## Aim of the exercise
Find the lines holding the word "претендовать" and collect them.

## Supplied material
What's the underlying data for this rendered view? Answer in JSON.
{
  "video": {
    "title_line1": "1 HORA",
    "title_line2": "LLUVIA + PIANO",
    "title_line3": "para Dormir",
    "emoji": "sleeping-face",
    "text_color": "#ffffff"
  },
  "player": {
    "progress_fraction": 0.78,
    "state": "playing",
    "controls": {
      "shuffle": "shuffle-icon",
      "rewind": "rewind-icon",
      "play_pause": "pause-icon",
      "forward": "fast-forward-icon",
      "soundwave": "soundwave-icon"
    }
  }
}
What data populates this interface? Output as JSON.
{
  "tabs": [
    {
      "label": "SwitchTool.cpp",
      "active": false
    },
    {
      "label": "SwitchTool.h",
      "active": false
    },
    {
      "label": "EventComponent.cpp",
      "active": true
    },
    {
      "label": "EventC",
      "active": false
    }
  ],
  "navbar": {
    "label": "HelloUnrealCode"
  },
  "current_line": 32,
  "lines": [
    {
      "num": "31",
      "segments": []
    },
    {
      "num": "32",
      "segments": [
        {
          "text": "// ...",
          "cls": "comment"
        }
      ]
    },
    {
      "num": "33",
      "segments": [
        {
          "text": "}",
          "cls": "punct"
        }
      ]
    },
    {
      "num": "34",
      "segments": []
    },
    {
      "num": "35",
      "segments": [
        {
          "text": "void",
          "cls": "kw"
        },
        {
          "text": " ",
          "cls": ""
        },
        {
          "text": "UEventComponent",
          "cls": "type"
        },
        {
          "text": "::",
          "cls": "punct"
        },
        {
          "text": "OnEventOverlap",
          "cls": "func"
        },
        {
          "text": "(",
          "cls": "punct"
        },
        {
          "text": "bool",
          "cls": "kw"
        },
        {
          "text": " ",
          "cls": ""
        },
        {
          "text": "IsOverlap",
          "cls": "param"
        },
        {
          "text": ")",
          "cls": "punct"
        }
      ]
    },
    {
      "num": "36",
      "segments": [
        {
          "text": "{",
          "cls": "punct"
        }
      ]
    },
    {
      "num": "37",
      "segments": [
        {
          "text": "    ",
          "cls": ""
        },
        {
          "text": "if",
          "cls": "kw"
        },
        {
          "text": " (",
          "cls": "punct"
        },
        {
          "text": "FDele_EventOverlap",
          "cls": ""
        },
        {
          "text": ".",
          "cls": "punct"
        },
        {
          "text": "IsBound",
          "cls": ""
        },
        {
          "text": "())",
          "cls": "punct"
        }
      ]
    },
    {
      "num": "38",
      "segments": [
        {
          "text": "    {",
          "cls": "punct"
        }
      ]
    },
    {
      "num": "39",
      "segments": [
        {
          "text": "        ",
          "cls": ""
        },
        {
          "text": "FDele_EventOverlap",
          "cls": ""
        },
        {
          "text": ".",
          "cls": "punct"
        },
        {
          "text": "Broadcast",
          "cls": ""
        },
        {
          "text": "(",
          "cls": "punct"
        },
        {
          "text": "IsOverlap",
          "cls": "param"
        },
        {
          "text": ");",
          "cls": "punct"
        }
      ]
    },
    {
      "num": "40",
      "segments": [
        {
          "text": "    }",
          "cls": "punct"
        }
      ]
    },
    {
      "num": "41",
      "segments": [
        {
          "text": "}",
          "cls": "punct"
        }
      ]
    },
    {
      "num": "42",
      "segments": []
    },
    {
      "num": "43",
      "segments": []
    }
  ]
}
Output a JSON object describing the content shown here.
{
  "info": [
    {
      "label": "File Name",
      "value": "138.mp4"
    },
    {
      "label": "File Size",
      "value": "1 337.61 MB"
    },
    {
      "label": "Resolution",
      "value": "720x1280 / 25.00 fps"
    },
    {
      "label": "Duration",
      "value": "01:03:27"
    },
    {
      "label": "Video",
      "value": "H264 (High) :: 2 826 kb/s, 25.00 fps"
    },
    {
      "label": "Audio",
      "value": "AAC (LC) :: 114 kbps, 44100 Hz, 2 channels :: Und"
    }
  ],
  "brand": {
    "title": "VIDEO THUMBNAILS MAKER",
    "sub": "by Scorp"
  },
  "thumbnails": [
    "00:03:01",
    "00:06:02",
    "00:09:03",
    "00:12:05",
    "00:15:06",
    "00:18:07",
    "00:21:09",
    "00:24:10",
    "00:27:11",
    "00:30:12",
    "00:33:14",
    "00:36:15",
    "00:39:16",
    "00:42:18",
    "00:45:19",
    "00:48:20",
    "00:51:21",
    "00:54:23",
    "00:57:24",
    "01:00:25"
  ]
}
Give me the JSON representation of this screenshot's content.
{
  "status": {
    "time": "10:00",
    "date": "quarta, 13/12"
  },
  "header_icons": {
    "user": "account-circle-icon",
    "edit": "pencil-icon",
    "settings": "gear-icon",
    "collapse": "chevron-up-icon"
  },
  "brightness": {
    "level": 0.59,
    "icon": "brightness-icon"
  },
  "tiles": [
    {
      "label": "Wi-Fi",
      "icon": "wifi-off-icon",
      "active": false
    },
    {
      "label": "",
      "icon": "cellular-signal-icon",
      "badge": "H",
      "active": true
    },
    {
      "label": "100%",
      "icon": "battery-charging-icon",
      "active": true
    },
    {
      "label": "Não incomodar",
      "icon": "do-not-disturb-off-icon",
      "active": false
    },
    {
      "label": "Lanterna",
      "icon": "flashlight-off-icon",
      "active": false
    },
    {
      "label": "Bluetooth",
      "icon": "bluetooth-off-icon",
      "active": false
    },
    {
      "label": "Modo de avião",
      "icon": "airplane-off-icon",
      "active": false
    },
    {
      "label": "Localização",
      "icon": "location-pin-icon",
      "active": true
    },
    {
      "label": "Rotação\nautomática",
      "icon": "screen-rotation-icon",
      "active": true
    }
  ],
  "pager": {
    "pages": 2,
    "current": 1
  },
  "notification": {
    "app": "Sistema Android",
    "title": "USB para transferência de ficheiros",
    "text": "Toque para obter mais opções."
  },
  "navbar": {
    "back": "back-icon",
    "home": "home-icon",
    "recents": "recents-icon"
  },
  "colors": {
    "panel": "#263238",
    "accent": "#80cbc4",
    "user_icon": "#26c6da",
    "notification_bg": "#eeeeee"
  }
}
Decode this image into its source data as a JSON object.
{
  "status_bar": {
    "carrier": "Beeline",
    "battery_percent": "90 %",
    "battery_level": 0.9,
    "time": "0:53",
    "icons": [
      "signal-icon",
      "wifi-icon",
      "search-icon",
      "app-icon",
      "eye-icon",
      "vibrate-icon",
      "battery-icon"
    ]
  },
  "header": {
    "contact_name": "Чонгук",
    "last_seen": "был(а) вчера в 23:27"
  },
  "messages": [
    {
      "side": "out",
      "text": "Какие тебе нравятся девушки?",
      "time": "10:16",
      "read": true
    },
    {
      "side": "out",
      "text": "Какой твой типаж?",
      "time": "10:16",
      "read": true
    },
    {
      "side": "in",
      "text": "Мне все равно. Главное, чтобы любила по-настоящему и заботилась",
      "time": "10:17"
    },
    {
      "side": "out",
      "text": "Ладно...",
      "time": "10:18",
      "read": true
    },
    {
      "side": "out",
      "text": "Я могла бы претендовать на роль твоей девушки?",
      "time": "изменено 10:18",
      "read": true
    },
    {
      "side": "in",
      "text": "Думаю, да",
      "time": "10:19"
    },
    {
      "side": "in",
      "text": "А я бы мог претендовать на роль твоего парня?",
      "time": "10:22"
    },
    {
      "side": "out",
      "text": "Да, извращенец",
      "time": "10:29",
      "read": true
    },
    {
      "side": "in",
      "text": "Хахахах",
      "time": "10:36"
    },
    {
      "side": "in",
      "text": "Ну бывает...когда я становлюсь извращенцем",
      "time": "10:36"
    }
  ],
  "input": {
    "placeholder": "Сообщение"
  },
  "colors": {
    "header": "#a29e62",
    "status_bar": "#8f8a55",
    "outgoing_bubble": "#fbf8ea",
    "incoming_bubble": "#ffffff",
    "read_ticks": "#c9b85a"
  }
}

## The completed task
      "text": "Я могла бы претендовать на роль твоей девушки?",
      "text": "А я бы мог претендовать на роль твоего парня?",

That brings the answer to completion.